Search the listing below for "from". Copy each matching line.

Stored data
— begin —

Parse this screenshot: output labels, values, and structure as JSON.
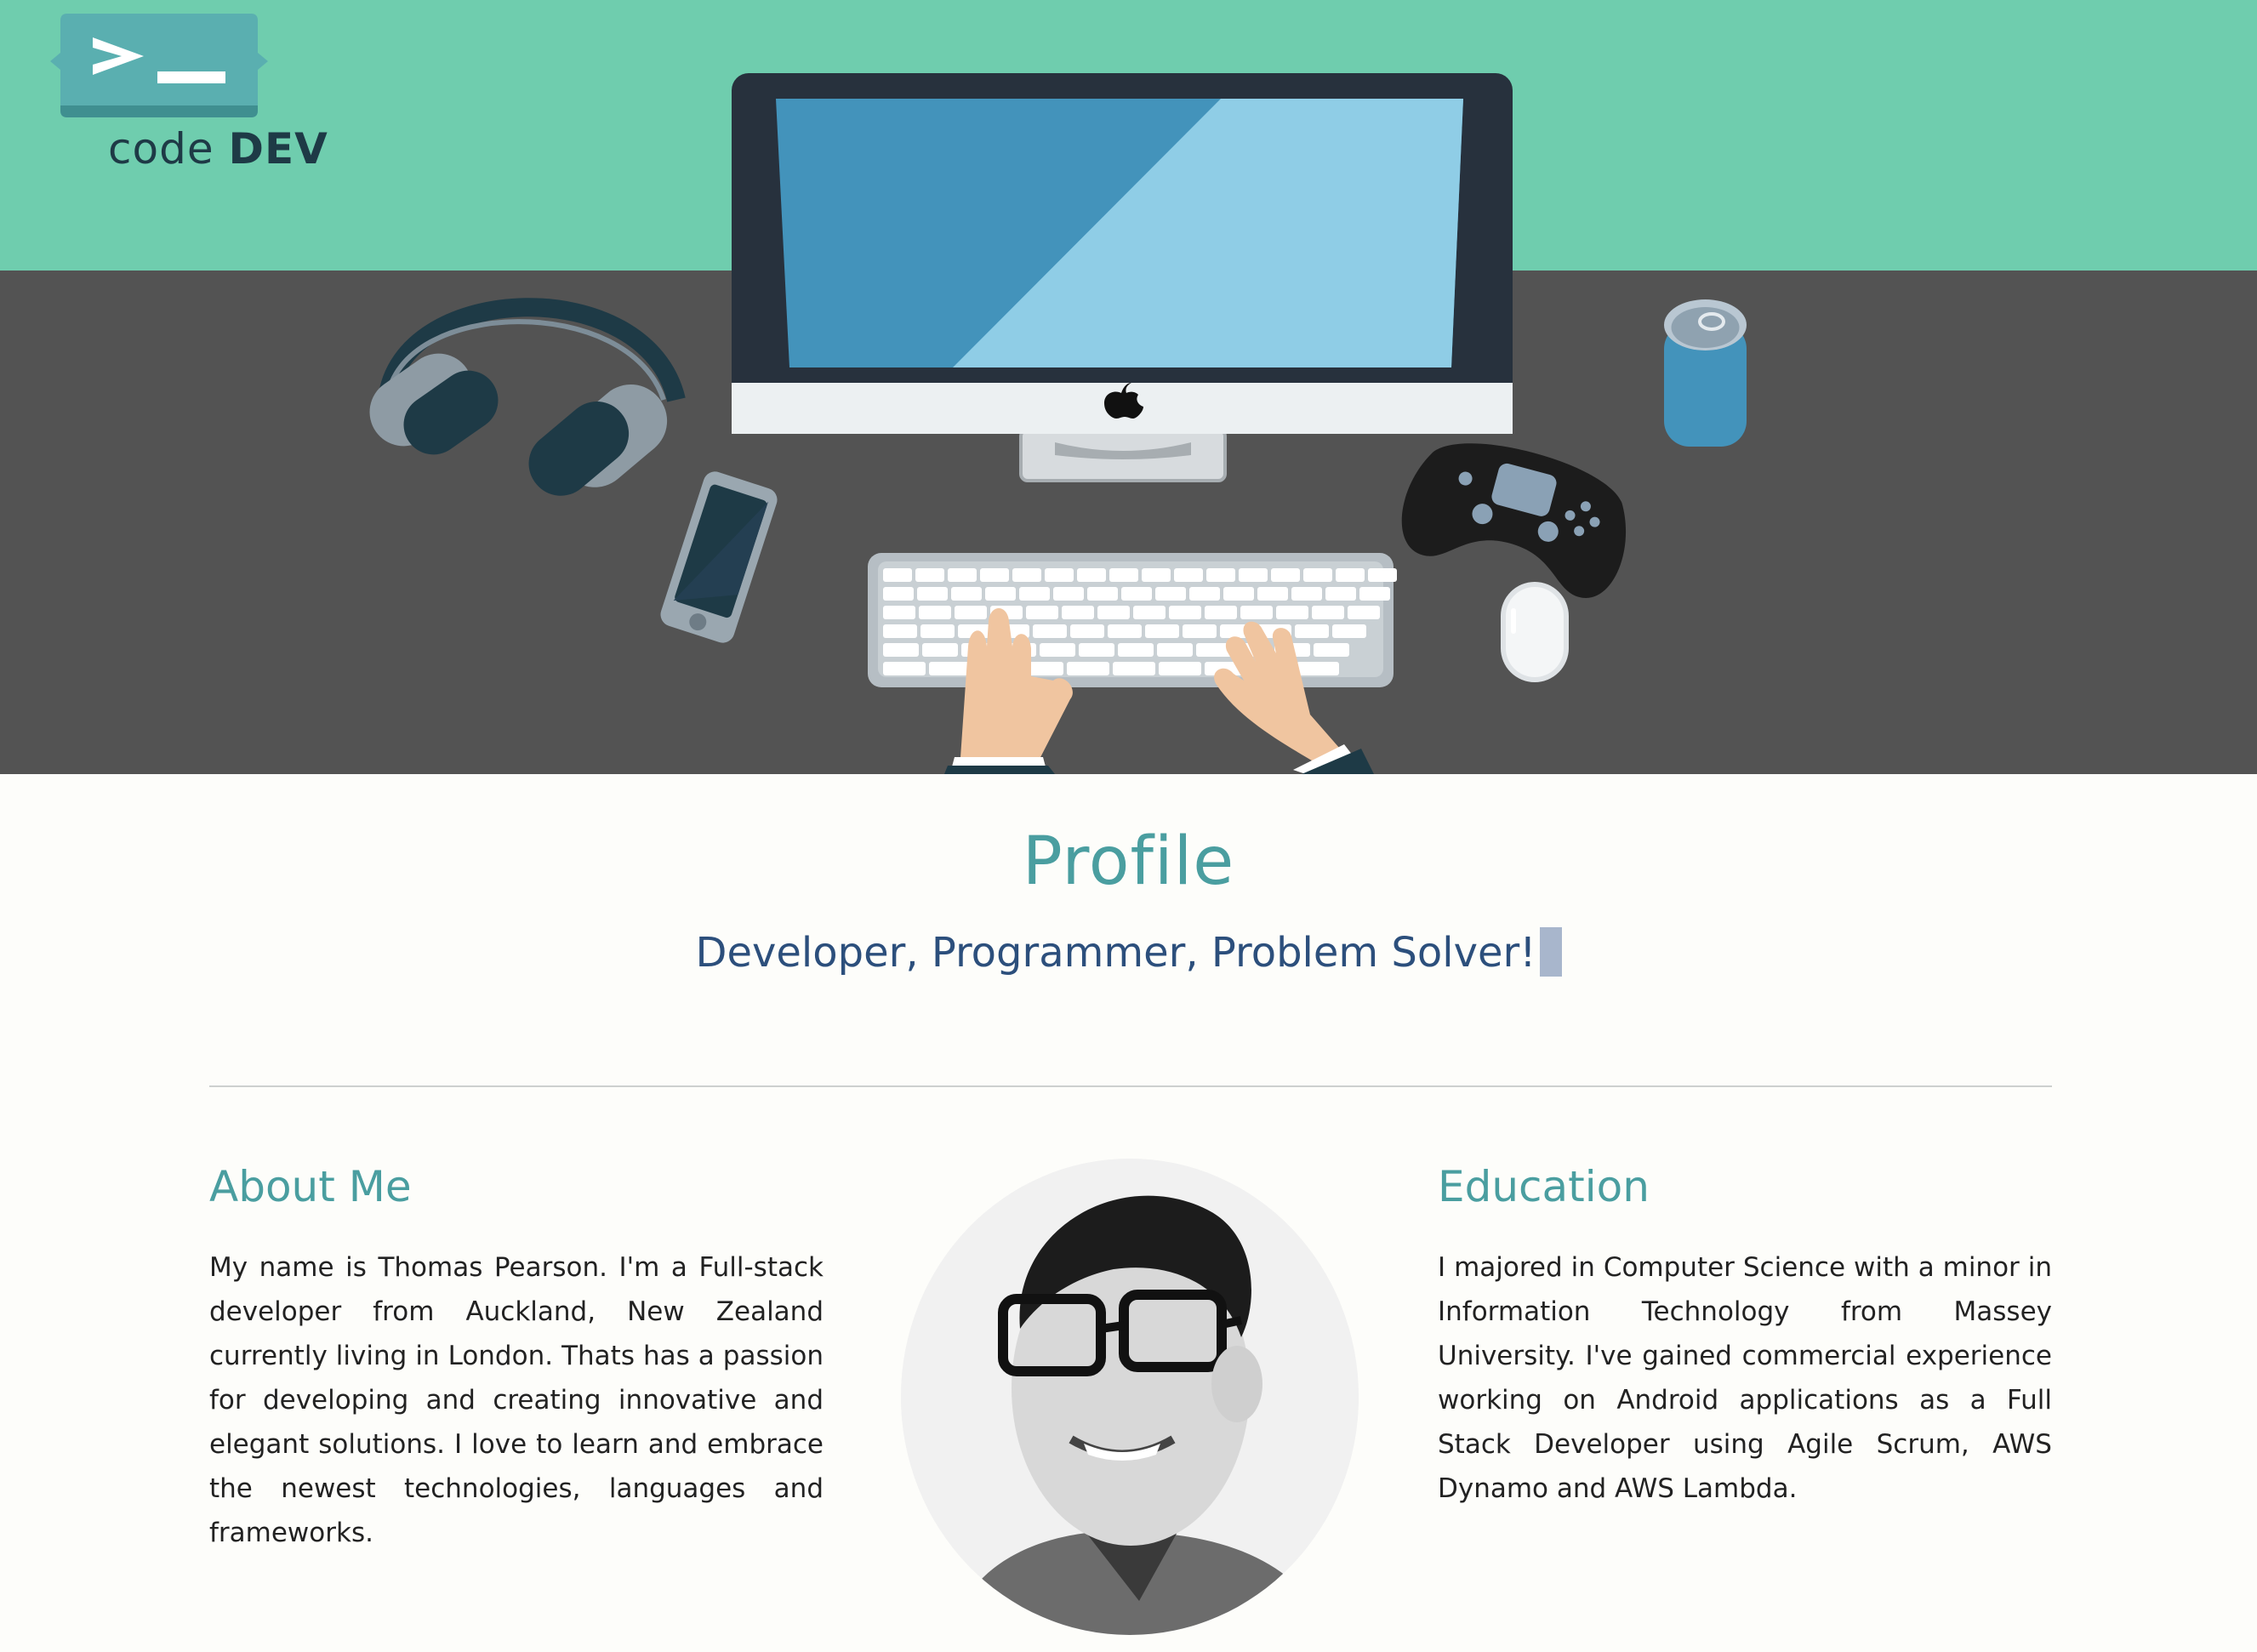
{
  "logo": {
    "prompt_symbol": ">_",
    "text_prefix": "code",
    "text_suffix": "DEV",
    "icon": "terminal-prompt-icon"
  },
  "hero": {
    "illustration": "developer-desk-illustration",
    "colors": {
      "wall": "#6fcdae",
      "desk": "#535353",
      "screen_dark": "#4393bb",
      "screen_light": "#8fcde6"
    }
  },
  "profile": {
    "title": "Profile",
    "subtitle": "Developer, Programmer, Problem Solver!"
  },
  "about": {
    "title": "About Me",
    "text": "My name is Thomas Pearson. I'm a Full-stack developer from Auckland, New Zealand currently living in London. Thats has a passion for developing and creating innovative and elegant solutions. I love to learn and embrace the newest technologies, languages and frameworks."
  },
  "education": {
    "title": "Education",
    "text": "I majored in Computer Science with a minor in Information Technology from Massey University. I've gained commercial experience working on Android applications as a Full Stack Developer using Agile Scrum, AWS Dynamo and AWS Lambda."
  },
  "avatar": {
    "icon": "profile-photo"
  },
  "colors": {
    "accent": "#4a9ea0",
    "subtitle": "#2c4f7c",
    "background": "#fdfdfa"
  }
}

— end —

> [Exercise answer]:
    "text": "My name is Thomas Pearson. I'm a Full-stack developer from Auckland, New Zealand currently living in London. Thats has a passion for developing and creating innovative and elegant solutions. I love to learn and embrace the newest technologies, languages and frameworks."
    "text": "I majored in Computer Science with a minor in Information Technology from Massey University. I've gained commercial experience working on Android applications as a Full Stack Developer using Agile Scrum, AWS Dynamo and AWS Lambda."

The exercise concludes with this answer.